start DOCUMENT TEXT

THE GENERAL CAMPAIGN of 1928 started mean and grew meaner. After the Democrats chose Smith, the Republicans nominated Herbert Hoover, an Iowa orphan who became a millionaire mining gold and baser minerals, and then an international hero organizing refugee relief during the World War. President Harding had drafted him to be commerce secretary in the early 1920s, and after the administration covered itself in scandal, Hoover was one of the few to emerge untainted. He strongly seconded Coolidge’s view that the business of America was business, and when Coolidge announced, with customary succinctness, “I do not choose to run for president in 1928,” Republicans looked to the administration’s businessman-in-chief to succeed him. Hoover garnered the GOP nomination without difficulty, pledging to extend the prosperity of the current decade into the next.
Hoover was as reassuring to American traditionalists as Al Smith was disconcerting. His Quaker background might have appeared exotic in another year, but compared with Smith’s Catholicism it landed Hoover squarely in the Protestant mainstream—especially after Hoover abjured the most distinctive of the Friends’ tenets, pacifism. His endorsement of Prohibition was sincere and strong and contrasted sharply with Smith’s opposition. Hoover’s midwestern roots gave him a grip on the heartland Smith couldn’t come close to matching. Hoover stood for the country against the city, and especially against the immigrants and corrupt political machines that characterized the city in the mind of middle America.
Hoover likely would have won even had the Republicans campaigned solely on the prosperity their party had delivered, or at least presided over. But public-opinion polling in the 1920s was immature and inaccurate, and Hoover’s advisers had little way of knowing how their candidate stood. The Republicans took no chances, employing every device of speech, print, broadcast, rumor, and innuendo to damage Smith in voters’ eyes. They traced his Tammany origins to Boss Tweed of Gilded Age infamy, and they refused to allow that the machine might have mellowed in sixty years. “Tammany is Tammany,” declared William Allen White, the Kansas editor who grew famous lambasting the Populists in the 1890s. “And Smith is its prophet.” Some Republicans whispered, others shouted, that Smith’s support for the repeal of Prohibition reflected a lushness in his personal behavior. The Prohibitionist temperament typically conflated any use of alcohol, or any desire for any use of alcohol, with full-blown alcoholism; when some Republicans reported, credibly, that Smith had sipped from time to time, other Republicans magnified the reports into falling-down drunkenness.

end DOCUMENT TEXT

→ DIRECTIVE
Reproduce the full passage on the 1928 presidential campaign word for word.

start EXTRACTED DATA

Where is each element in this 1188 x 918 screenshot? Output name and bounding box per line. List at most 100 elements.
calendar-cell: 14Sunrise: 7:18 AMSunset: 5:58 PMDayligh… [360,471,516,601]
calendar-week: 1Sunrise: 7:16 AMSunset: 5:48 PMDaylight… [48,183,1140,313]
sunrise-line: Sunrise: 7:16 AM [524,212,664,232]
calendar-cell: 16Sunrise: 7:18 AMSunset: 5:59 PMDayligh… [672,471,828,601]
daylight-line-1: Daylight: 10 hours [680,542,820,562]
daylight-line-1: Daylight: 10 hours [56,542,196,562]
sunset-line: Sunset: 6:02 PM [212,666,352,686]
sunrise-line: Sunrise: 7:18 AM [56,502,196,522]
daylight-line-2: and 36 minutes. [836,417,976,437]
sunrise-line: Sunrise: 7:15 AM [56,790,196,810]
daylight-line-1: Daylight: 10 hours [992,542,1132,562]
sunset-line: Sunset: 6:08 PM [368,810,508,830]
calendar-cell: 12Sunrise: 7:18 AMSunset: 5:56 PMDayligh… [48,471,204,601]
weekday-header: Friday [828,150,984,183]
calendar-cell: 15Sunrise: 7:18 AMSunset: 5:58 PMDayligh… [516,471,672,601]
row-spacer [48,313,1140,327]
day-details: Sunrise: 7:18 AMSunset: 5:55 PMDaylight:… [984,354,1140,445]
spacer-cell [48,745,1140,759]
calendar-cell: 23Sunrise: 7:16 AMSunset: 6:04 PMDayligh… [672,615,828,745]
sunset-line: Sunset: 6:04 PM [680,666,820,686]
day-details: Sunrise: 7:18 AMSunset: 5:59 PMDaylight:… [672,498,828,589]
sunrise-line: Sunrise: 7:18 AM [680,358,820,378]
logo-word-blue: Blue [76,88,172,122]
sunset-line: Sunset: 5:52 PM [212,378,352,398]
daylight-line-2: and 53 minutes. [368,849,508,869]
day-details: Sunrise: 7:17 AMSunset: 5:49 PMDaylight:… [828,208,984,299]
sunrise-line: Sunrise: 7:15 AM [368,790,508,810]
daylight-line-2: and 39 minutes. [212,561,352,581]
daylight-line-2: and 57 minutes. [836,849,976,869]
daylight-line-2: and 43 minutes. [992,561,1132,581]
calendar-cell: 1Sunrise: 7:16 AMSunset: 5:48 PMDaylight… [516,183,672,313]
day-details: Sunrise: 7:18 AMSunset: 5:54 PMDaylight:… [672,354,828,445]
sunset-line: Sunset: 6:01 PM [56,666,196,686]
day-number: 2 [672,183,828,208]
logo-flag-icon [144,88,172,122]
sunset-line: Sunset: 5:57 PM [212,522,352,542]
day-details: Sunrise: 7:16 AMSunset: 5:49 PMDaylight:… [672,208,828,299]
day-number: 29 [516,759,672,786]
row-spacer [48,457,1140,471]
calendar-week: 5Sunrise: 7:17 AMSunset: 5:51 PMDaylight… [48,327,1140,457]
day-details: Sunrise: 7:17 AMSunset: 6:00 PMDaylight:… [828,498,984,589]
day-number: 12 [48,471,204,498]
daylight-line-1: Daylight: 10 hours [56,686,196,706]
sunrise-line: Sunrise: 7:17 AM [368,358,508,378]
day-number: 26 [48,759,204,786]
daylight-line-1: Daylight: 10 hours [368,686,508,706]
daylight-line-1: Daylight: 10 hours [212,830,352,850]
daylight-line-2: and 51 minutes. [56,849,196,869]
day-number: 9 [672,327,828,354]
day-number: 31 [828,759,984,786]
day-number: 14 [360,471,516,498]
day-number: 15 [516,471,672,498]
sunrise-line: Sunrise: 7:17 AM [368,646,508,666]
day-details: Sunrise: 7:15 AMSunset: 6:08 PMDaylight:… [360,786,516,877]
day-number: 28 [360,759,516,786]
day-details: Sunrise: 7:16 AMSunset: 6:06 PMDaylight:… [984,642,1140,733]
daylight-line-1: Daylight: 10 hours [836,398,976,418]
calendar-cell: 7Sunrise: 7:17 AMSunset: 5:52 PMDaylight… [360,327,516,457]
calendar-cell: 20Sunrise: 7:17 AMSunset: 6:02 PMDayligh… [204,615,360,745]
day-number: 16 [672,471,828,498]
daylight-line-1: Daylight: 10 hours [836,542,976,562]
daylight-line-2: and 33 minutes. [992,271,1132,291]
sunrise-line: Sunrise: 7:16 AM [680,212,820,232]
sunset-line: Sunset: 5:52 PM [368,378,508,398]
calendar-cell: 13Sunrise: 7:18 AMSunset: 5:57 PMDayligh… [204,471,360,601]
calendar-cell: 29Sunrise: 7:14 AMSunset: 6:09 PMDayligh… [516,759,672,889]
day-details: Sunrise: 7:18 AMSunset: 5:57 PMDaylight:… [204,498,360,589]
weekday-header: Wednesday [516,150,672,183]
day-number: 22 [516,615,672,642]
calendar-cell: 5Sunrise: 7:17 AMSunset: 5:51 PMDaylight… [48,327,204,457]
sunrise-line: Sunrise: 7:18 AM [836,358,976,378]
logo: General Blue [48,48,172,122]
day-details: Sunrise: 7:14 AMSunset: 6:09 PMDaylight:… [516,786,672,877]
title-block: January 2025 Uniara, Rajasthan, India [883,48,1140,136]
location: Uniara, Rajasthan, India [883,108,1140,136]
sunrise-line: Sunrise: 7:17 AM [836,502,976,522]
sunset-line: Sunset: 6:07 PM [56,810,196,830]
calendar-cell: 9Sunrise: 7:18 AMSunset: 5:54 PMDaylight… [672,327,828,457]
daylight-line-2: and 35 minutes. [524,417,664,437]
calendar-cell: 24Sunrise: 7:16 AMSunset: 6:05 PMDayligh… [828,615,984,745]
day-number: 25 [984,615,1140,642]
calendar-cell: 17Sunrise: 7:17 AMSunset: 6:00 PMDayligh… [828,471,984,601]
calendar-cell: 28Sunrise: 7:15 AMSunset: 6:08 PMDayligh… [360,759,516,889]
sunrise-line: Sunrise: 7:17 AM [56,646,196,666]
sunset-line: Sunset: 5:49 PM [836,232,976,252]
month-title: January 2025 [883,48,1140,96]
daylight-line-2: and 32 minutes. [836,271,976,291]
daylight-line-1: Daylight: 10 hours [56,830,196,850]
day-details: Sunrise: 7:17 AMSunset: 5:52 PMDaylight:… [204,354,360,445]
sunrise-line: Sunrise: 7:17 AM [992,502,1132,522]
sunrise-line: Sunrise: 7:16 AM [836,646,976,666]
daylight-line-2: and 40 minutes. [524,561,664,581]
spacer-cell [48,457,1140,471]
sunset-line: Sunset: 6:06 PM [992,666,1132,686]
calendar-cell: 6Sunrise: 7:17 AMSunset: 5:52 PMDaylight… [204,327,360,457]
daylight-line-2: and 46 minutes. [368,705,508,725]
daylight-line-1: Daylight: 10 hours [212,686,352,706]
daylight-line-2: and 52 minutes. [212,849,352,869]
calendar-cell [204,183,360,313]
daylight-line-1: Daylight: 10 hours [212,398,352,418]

end EXTRACTED DATA

→ EXERCISE OUTPUT
THE GENERAL CAMPAIGN of 1928 started mean and grew meaner. After the Democrats chose Smith, the Republicans nominated Herbert Hoover, an Iowa orphan who became a millionaire mining gold and baser minerals, and then an international hero organizing refugee relief during the World War. President Harding had drafted him to be commerce secretary in the early 1920s, and after the administration covered itself in scandal, Hoover was one of the few to emerge untainted. He strongly seconded Coolidge’s view that the business of America was business, and when Coolidge announced, with customary succinctness, “I do not choose to run for president in 1928,” Republicans looked to the administration’s businessman-in-chief to succeed him. Hoover garnered the GOP nomination without difficulty, pledging to extend the prosperity of the current decade into the next.
Hoover was as reassuring to American traditionalists as Al Smith was disconcerting. His Quaker background might have appeared exotic in another year, but compared with Smith’s Catholicism it landed Hoover squarely in the Protestant mainstream—especially after Hoover abjured the most distinctive of the Friends’ tenets, pacifism. His endorsement of Prohibition was sincere and strong and contrasted sharply with Smith’s opposition. Hoover’s midwestern roots gave him a grip on the heartland Smith couldn’t come close to matching. Hoover stood for the country against the city, and especially against the immigrants and corrupt political machines that characterized the city in the mind of middle America.
Hoover likely would have won even had the Republicans campaigned solely on the prosperity their party had delivered, or at least presided over. But public-opinion polling in the 1920s was immature and inaccurate, and Hoover’s advisers had little way of knowing how their candidate stood. The Republicans took no chances, employing every device of speech, print, broadcast, rumor, and innuendo to damage Smith in voters’ eyes. They traced his Tammany origins to Boss Tweed of Gilded Age infamy, and they refused to allow that the machine might have mellowed in sixty years. “Tammany is Tammany,” declared William Allen White, the Kansas editor who grew famous lambasting the Populists in the 1890s. “And Smith is its prophet.” Some Republicans whispered, others shouted, that Smith’s support for the repeal of Prohibition reflected a lushness in his personal behavior. The Prohibitionist temperament typically conflated any use of alcohol, or any desire for any use of alcohol, with full-blown alcoholism; when some Republicans reported, credibly, that Smith had sipped from time to time, other Republicans magnified the reports into falling-down drunkenness.